__Short problem__. Write out the lines of the material word for word, everything from the line containing "category-label: 2015 [27, 175, 80, 202]" down to the line containing "train [101, 152, 328, 186]", including both of those lines.

__Items from a dataset__.
....................

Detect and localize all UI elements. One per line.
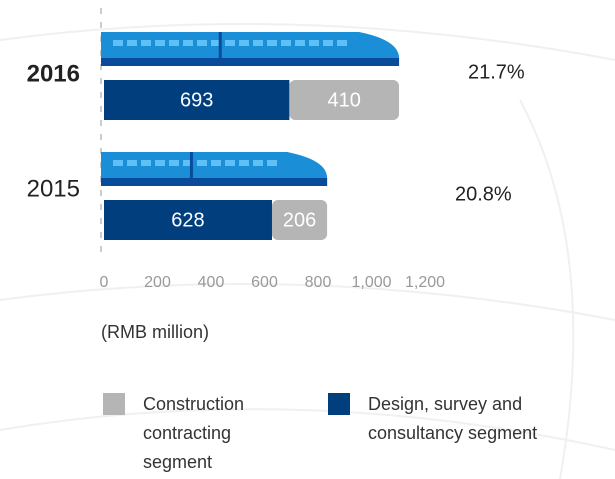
category-label: 2015 [27, 175, 80, 202]
train-window [239, 160, 249, 166]
x-tick-label: 600 [251, 274, 278, 291]
train-window [323, 40, 333, 46]
legend-label: Design, survey and consultancy segment [368, 394, 538, 443]
train-window [155, 160, 165, 166]
train-window [141, 40, 151, 46]
train-window [267, 160, 277, 166]
x-tick-label: 1,200 [405, 274, 445, 291]
train-stripe [101, 58, 400, 66]
train [101, 32, 400, 66]
category-label: 2016 [27, 60, 80, 87]
train-window [253, 160, 263, 166]
bar-segment [104, 80, 290, 120]
train-window [155, 40, 165, 46]
train-window [337, 40, 347, 46]
train-window [267, 40, 277, 46]
x-tick-label: 400 [198, 274, 225, 291]
bar-segment [271, 200, 328, 240]
train-window [211, 160, 221, 166]
train-window [183, 160, 193, 166]
data-label: 206 [283, 209, 316, 231]
train-window [225, 160, 235, 166]
train-window [113, 160, 123, 166]
train-stripe [101, 178, 328, 186]
train-window [127, 160, 137, 166]
bar-segment [104, 200, 272, 240]
x-axis-label: (RMB million) [101, 322, 209, 342]
background-pattern [0, 23, 615, 479]
train [101, 152, 328, 186]
train-window [197, 160, 207, 166]
legend-label: Construction contracting segment [143, 394, 245, 472]
legend-swatch [328, 393, 350, 415]
annotation: 20.8% [455, 183, 512, 205]
train-window [253, 40, 263, 46]
train-window [197, 40, 207, 46]
train-window [113, 40, 123, 46]
data-label: 410 [328, 89, 361, 111]
train-window [169, 160, 179, 166]
train-window [295, 40, 305, 46]
train-window [281, 40, 291, 46]
x-tick-label: 200 [144, 274, 171, 291]
train-window [239, 40, 249, 46]
train-window [309, 40, 319, 46]
train-window [141, 160, 151, 166]
data-label: 693 [180, 89, 213, 111]
train-window [211, 40, 221, 46]
annotation: 21.7% [468, 61, 525, 83]
data-label: 628 [171, 209, 204, 231]
train-window [127, 40, 137, 46]
x-tick-label: 800 [305, 274, 332, 291]
x-tick-label: 0 [100, 274, 109, 291]
train-window [225, 40, 235, 46]
bar-segment [289, 80, 400, 120]
legend-swatch [103, 393, 125, 415]
train-window [169, 40, 179, 46]
x-tick-label: 1,000 [351, 274, 391, 291]
train-window [183, 40, 193, 46]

....................

__Complete answer__.
category-label: 2015 [27, 175, 80, 202]
train-window [239, 160, 249, 166]
x-tick-label: 600 [251, 274, 278, 291]
train-window [323, 40, 333, 46]
legend-label: Design, survey and consultancy segment [368, 394, 538, 443]
train-window [155, 160, 165, 166]
train-window [141, 40, 151, 46]
train-window [267, 160, 277, 166]
x-tick-label: 1,200 [405, 274, 445, 291]
train-stripe [101, 58, 400, 66]
train [101, 32, 400, 66]
category-label: 2016 [27, 60, 80, 87]
train-window [253, 160, 263, 166]
bar-segment [104, 80, 290, 120]
train-window [155, 40, 165, 46]
train-window [337, 40, 347, 46]
train-window [267, 40, 277, 46]
x-tick-label: 400 [198, 274, 225, 291]
bar-segment [271, 200, 328, 240]
train-window [211, 160, 221, 166]
train-window [183, 160, 193, 166]
data-label: 206 [283, 209, 316, 231]
train-window [225, 160, 235, 166]
train-window [113, 160, 123, 166]
train-stripe [101, 178, 328, 186]
train-window [127, 160, 137, 166]
bar-segment [104, 200, 272, 240]
x-axis-label: (RMB million) [101, 322, 209, 342]
background-pattern [0, 23, 615, 479]
train [101, 152, 328, 186]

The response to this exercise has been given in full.